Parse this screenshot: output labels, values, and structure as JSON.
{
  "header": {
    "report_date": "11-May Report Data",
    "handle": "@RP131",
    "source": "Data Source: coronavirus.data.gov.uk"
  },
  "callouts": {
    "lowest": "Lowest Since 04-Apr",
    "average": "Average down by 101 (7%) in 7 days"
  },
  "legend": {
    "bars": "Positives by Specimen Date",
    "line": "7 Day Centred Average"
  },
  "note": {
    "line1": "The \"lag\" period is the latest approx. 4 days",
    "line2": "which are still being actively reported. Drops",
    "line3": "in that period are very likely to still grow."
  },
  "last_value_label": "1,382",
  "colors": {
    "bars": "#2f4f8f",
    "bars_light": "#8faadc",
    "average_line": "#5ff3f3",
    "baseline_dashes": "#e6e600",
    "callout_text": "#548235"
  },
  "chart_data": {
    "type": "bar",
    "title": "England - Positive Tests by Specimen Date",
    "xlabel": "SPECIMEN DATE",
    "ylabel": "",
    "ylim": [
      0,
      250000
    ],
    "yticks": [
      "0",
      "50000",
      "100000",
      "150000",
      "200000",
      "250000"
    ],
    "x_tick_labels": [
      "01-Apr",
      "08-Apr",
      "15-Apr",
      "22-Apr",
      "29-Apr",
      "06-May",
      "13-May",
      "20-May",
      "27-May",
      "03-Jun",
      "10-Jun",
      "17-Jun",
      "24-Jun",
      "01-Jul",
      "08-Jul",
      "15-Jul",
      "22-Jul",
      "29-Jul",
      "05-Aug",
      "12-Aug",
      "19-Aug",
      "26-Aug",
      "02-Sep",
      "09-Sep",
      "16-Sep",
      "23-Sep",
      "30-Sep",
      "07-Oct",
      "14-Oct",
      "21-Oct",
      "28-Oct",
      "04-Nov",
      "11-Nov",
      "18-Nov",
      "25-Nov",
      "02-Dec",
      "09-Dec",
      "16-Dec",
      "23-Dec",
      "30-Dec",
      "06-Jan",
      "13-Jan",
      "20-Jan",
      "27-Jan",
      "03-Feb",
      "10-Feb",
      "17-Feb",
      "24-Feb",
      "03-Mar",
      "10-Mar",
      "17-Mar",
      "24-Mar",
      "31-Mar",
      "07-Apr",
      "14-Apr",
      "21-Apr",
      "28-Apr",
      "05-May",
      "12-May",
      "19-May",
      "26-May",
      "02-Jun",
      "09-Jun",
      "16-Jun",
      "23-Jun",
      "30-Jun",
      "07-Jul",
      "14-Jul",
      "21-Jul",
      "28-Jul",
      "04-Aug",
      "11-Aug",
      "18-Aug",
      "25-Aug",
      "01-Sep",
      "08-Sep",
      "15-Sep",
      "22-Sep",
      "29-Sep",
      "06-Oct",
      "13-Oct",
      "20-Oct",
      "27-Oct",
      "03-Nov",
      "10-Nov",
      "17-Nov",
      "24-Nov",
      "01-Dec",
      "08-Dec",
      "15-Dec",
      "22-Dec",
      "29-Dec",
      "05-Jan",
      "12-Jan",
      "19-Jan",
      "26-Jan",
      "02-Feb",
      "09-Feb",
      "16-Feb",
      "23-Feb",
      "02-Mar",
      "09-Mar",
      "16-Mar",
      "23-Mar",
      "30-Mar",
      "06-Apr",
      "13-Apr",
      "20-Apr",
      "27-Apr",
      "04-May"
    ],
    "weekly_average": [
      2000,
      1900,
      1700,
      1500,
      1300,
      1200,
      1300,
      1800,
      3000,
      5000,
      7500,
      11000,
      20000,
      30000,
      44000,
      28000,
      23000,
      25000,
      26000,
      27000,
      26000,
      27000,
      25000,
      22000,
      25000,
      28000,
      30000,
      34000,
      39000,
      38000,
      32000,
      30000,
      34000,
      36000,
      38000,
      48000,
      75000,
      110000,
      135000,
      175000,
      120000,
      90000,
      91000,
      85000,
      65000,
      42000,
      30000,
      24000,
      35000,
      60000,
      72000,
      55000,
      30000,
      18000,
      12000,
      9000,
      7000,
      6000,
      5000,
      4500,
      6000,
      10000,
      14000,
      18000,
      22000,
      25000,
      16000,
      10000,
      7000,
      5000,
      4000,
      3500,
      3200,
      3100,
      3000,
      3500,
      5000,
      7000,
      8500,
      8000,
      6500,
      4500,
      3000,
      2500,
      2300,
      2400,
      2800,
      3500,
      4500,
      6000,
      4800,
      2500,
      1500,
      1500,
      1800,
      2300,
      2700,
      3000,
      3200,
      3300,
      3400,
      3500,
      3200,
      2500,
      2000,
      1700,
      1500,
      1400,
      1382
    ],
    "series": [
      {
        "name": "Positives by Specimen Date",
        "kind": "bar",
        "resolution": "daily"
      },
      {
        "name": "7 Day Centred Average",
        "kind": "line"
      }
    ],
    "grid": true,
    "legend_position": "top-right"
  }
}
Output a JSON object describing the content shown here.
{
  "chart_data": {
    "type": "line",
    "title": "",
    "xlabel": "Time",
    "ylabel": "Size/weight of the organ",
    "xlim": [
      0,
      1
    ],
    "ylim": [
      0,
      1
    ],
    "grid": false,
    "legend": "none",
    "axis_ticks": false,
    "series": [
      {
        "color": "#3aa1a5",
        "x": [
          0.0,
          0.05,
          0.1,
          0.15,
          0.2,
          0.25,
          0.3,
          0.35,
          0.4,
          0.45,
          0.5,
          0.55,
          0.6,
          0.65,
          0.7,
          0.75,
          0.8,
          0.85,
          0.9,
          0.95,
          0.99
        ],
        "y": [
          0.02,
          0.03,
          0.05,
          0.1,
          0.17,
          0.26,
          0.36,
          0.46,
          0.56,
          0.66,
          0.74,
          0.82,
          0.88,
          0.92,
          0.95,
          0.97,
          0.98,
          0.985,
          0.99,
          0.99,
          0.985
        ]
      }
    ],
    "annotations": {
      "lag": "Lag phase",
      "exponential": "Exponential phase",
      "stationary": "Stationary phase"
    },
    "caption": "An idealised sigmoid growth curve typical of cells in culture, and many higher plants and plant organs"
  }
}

▬▬▬

#### [Try it]
Every entry must appear in the answer, reproduced exactly.

#### [Answer to this task]
Parse this screenshot: output labels, values, and structure as JSON.
{
  "header": {
    "report_date": "11-May Report Data",
    "handle": "@RP131",
    "source": "Data Source: coronavirus.data.gov.uk"
  },
  "callouts": {
    "lowest": "Lowest Since 04-Apr",
    "average": "Average down by 101 (7%) in 7 days"
  },
  "legend": {
    "bars": "Positives by Specimen Date",
    "line": "7 Day Centred Average"
  },
  "note": {
    "line1": "The \"lag\" period is the latest approx. 4 days",
    "line2": "which are still being actively reported. Drops",
    "line3": "in that period are very likely to still grow."
  },
  "last_value_label": "1,382",
  "colors": {
    "bars": "#2f4f8f",
    "bars_light": "#8faadc",
    "average_line": "#5ff3f3",
    "baseline_dashes": "#e6e600",
    "callout_text": "#548235"
  },
  "chart_data": {
    "type": "bar",
    "title": "England - Positive Tests by Specimen Date",
    "xlabel": "SPECIMEN DATE",
    "ylabel": "",
    "ylim": [
      0,
      250000
    ],
    "yticks": [
      "0",
      "50000",
      "100000",
      "150000",
      "200000",
      "250000"
    ],
    "x_tick_labels": [
      "01-Apr",
      "08-Apr",
      "15-Apr",
      "22-Apr",
      "29-Apr",
      "06-May",
      "13-May",
      "20-May",
      "27-May",
      "03-Jun",
      "10-Jun",
      "17-Jun",
      "24-Jun",
      "01-Jul",
      "08-Jul",
      "15-Jul",
      "22-Jul",
      "29-Jul",
      "05-Aug",
      "12-Aug",
      "19-Aug",
      "26-Aug",
      "02-Sep",
      "09-Sep",
      "16-Sep",
      "23-Sep",
      "30-Sep",
      "07-Oct",
      "14-Oct",
      "21-Oct",
      "28-Oct",
      "04-Nov",
      "11-Nov",
      "18-Nov",
      "25-Nov",
      "02-Dec",
      "09-Dec",
      "16-Dec",
      "23-Dec",
      "30-Dec",
      "06-Jan",
      "13-Jan",
      "20-Jan",
      "27-Jan",
      "03-Feb",
      "10-Feb",
      "17-Feb",
      "24-Feb",
      "03-Mar",
      "10-Mar",
      "17-Mar",
      "24-Mar",
      "31-Mar",
      "07-Apr",
      "14-Apr",
      "21-Apr",
      "28-Apr",
      "05-May",
      "12-May",
      "19-May",
      "26-May",
      "02-Jun",
      "09-Jun",
      "16-Jun",
      "23-Jun",
      "30-Jun",
      "07-Jul",
      "14-Jul",
      "21-Jul",
      "28-Jul",
      "04-Aug",
      "11-Aug",
      "18-Aug",
      "25-Aug",
      "01-Sep",
      "08-Sep",
      "15-Sep",
      "22-Sep",
      "29-Sep",
      "06-Oct",
      "13-Oct",
      "20-Oct",
      "27-Oct",
      "03-Nov",
      "10-Nov",
      "17-Nov",
      "24-Nov",
      "01-Dec",
      "08-Dec",
      "15-Dec",
      "22-Dec",
      "29-Dec",
      "05-Jan",
      "12-Jan",
      "19-Jan",
      "26-Jan",
      "02-Feb",
      "09-Feb",
      "16-Feb",
      "23-Feb",
      "02-Mar",
      "09-Mar",
      "16-Mar",
      "23-Mar",
      "30-Mar",
      "06-Apr",
      "13-Apr",
      "20-Apr",
      "27-Apr",
      "04-May"
    ],
    "weekly_average": [
      2000,
      1900,
      1700,
      1500,
      1300,
      1200,
      1300,
      1800,
      3000,
      5000,
      7500,
      11000,
      20000,
      30000,
      44000,
      28000,
      23000,
      25000,
      26000,
      27000,
      26000,
      27000,
      25000,
      22000,
      25000,
      28000,
      30000,
      34000,
      39000,
      38000,
      32000,
      30000,
      34000,
      36000,
      38000,
      48000,
      75000,
      110000,
      135000,
      175000,
      120000,
      90000,
      91000,
      85000,
      65000,
      42000,
      30000,
      24000,
      35000,
      60000,
      72000,
      55000,
      30000,
      18000,
      12000,
      9000,
      7000,
      6000,
      5000,
      4500,
      6000,
      10000,
      14000,
      18000,
      22000,
      25000,
      16000,
      10000,
      7000,
      5000,
      4000,
      3500,
      3200,
      3100,
      3000,
      3500,
      5000,
      7000,
      8500,
      8000,
      6500,
      4500,
      3000,
      2500,
      2300,
      2400,
      2800,
      3500,
      4500,
      6000,
      4800,
      2500,
      1500,
      1500,
      1800,
      2300,
      2700,
      3000,
      3200,
      3300,
      3400,
      3500,
      3200,
      2500,
      2000,
      1700,
      1500,
      1400,
      1382
    ],
    "series": [
      {
        "name": "Positives by Specimen Date",
        "kind": "bar",
        "resolution": "daily"
      },
      {
        "name": "7 Day Centred Average",
        "kind": "line"
      }
    ],
    "grid": true,
    "legend_position": "top-right"
  }
}
Output a JSON object describing the content shown here.
{
  "chart_data": {
    "type": "line",
    "title": "",
    "xlabel": "Time",
    "ylabel": "Size/weight of the organ",
    "xlim": [
      0,
      1
    ],
    "ylim": [
      0,
      1
    ],
    "grid": false,
    "legend": "none",
    "axis_ticks": false,
    "series": [
      {
        "color": "#3aa1a5",
        "x": [
          0.0,
          0.05,
          0.1,
          0.15,
          0.2,
          0.25,
          0.3,
          0.35,
          0.4,
          0.45,
          0.5,
          0.55,
          0.6,
          0.65,
          0.7,
          0.75,
          0.8,
          0.85,
          0.9,
          0.95,
          0.99
        ],
        "y": [
          0.02,
          0.03,
          0.05,
          0.1,
          0.17,
          0.26,
          0.36,
          0.46,
          0.56,
          0.66,
          0.74,
          0.82,
          0.88,
          0.92,
          0.95,
          0.97,
          0.98,
          0.985,
          0.99,
          0.99,
          0.985
        ]
      }
    ],
    "annotations": {
      "lag": "Lag phase",
      "exponential": "Exponential phase",
      "stationary": "Stationary phase"
    },
    "caption": "An idealised sigmoid growth curve typical of cells in culture, and many higher plants and plant organs"
  }
}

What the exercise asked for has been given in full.